* Given exercise
Extract, from the records beneath this instruction, each line that contains the word "verified".

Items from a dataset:
==*==
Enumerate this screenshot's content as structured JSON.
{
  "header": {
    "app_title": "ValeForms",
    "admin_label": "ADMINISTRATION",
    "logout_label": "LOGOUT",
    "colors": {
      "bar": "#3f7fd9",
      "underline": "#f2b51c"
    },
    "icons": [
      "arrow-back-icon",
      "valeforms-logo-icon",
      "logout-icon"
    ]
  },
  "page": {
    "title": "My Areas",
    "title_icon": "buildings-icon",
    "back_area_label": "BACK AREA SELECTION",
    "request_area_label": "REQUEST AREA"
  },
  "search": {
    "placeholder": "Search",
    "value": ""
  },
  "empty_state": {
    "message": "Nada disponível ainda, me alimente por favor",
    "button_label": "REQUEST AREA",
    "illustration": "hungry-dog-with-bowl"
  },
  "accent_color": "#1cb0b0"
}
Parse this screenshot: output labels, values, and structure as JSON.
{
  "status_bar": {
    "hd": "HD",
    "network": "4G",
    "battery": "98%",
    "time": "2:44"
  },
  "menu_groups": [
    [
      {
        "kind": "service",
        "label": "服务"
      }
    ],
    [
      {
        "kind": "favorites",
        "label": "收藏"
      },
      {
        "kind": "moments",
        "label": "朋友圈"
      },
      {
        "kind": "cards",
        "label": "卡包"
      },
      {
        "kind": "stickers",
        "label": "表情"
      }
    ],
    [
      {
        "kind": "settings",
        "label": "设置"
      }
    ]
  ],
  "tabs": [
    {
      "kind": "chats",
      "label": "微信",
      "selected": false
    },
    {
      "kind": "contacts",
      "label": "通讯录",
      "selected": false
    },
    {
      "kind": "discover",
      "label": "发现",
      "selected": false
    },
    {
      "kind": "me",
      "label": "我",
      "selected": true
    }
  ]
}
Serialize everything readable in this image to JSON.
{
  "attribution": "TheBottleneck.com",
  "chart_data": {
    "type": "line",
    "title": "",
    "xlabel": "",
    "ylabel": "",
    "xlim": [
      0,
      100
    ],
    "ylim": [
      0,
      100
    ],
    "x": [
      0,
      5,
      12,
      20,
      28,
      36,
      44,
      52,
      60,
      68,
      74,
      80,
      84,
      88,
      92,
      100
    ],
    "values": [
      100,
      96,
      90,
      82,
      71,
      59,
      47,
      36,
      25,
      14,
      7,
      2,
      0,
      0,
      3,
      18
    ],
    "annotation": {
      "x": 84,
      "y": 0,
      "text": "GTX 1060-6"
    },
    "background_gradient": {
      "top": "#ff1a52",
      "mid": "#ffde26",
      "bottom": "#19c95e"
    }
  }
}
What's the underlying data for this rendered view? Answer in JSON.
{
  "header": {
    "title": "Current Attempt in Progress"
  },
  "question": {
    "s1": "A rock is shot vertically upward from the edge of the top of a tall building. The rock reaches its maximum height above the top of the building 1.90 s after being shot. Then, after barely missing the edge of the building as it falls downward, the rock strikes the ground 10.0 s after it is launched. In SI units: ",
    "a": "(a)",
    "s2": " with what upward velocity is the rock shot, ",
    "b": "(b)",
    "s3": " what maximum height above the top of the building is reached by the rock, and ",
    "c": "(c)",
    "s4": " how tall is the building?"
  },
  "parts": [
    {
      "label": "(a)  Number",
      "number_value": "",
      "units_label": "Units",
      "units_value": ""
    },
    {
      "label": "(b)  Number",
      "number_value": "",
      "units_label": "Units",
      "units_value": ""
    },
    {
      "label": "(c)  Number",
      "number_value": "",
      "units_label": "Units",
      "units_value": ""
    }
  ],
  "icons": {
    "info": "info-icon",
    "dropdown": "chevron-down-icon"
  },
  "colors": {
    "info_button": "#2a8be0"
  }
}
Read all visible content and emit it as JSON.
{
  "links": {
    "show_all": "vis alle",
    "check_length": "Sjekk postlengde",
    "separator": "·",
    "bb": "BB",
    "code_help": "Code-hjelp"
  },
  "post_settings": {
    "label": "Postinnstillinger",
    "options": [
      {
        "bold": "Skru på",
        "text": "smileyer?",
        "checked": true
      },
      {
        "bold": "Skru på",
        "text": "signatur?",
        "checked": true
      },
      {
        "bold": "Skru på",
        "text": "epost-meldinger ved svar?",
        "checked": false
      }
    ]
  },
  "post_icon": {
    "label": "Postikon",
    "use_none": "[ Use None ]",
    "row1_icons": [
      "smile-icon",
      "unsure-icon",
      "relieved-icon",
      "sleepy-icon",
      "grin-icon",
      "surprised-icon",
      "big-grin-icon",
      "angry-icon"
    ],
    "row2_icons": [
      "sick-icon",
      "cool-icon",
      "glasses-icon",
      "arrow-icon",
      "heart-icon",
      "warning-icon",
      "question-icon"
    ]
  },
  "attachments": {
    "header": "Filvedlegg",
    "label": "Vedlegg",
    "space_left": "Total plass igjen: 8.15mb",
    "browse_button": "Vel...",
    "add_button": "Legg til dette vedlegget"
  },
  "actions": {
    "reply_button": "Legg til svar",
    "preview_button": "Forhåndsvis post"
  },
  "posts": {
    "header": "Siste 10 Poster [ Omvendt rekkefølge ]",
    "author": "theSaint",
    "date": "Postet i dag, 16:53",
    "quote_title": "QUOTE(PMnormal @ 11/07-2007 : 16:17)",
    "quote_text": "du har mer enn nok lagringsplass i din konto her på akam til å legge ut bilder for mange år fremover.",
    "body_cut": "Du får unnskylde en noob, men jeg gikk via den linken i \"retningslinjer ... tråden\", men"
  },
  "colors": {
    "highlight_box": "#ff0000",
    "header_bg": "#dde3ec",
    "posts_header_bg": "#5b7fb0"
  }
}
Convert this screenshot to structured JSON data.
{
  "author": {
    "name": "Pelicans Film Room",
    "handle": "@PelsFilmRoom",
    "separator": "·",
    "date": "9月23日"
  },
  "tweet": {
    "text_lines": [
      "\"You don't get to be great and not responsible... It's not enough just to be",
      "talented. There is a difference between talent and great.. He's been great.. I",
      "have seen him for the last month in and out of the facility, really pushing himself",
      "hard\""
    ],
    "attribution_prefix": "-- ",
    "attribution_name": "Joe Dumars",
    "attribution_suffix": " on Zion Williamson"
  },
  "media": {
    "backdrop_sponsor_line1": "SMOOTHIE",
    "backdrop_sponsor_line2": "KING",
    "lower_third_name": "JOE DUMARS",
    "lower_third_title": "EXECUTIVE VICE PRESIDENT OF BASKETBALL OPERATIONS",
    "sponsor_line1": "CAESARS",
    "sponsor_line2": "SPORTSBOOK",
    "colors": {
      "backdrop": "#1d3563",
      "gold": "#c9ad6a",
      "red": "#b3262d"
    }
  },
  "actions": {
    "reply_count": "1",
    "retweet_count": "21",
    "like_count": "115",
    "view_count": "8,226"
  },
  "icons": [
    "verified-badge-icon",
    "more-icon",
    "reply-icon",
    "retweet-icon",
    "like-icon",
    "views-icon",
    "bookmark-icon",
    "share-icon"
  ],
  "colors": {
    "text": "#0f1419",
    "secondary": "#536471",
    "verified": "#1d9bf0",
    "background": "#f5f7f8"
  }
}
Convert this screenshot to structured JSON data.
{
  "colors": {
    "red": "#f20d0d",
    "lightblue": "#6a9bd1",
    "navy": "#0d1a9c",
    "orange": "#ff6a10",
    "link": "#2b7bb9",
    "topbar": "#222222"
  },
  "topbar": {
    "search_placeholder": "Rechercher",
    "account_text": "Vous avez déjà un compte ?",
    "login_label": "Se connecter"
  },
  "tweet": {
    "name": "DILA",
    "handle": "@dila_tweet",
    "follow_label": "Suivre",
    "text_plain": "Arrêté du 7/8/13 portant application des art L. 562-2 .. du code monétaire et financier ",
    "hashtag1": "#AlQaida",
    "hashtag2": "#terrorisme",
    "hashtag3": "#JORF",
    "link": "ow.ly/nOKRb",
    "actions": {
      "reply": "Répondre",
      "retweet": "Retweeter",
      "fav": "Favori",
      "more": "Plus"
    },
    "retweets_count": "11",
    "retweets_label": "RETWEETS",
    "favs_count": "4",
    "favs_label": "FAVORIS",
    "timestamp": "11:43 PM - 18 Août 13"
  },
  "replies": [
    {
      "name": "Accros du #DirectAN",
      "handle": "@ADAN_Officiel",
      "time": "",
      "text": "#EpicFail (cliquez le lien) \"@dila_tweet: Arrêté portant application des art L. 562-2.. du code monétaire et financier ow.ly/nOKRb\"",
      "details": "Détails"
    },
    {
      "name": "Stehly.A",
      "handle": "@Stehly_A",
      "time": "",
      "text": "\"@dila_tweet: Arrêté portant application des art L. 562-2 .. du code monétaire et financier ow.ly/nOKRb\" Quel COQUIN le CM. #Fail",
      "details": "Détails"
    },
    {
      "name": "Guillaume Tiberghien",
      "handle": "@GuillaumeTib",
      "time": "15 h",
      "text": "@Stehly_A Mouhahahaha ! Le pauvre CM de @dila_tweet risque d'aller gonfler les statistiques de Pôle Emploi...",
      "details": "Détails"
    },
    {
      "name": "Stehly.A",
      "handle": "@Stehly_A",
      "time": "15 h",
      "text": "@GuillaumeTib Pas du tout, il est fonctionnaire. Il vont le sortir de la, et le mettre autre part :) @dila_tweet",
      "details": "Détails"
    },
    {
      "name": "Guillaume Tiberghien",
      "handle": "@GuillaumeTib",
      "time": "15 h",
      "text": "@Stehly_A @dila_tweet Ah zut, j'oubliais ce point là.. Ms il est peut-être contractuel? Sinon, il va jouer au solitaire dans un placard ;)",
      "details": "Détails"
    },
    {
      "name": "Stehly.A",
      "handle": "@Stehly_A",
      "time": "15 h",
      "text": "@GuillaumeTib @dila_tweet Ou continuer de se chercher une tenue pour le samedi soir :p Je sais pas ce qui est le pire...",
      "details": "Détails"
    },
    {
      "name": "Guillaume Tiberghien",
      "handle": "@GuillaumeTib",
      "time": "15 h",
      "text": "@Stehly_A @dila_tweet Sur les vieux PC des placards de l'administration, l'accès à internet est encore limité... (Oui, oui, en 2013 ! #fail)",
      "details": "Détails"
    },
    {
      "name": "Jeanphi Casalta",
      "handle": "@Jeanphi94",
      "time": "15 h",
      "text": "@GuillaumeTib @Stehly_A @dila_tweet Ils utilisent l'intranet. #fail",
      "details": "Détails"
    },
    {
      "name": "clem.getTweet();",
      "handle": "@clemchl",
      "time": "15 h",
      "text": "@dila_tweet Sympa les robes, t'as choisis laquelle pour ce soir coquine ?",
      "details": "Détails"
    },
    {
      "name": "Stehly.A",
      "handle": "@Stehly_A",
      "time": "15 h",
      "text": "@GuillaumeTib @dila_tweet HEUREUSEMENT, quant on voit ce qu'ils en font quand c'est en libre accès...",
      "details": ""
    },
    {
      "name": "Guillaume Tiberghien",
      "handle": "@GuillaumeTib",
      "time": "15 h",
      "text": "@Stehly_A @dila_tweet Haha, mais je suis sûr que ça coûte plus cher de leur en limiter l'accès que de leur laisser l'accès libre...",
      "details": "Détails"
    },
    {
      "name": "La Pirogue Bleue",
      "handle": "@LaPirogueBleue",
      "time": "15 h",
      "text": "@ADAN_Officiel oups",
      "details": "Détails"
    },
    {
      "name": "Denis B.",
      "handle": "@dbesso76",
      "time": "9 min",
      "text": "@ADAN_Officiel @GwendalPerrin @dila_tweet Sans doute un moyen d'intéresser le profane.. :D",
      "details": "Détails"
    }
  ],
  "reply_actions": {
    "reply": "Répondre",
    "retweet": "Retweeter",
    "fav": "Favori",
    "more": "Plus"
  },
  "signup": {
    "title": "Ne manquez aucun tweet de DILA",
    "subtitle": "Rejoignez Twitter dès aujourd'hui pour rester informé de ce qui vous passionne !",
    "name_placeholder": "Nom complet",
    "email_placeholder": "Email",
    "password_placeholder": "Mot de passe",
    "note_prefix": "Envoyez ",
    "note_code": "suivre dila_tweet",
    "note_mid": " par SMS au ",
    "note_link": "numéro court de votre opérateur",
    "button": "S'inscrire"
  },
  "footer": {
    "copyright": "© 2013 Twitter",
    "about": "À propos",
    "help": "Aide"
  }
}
==*==
* Output for this task
    "verified-badge-icon",
    "verified": "#1d9bf0",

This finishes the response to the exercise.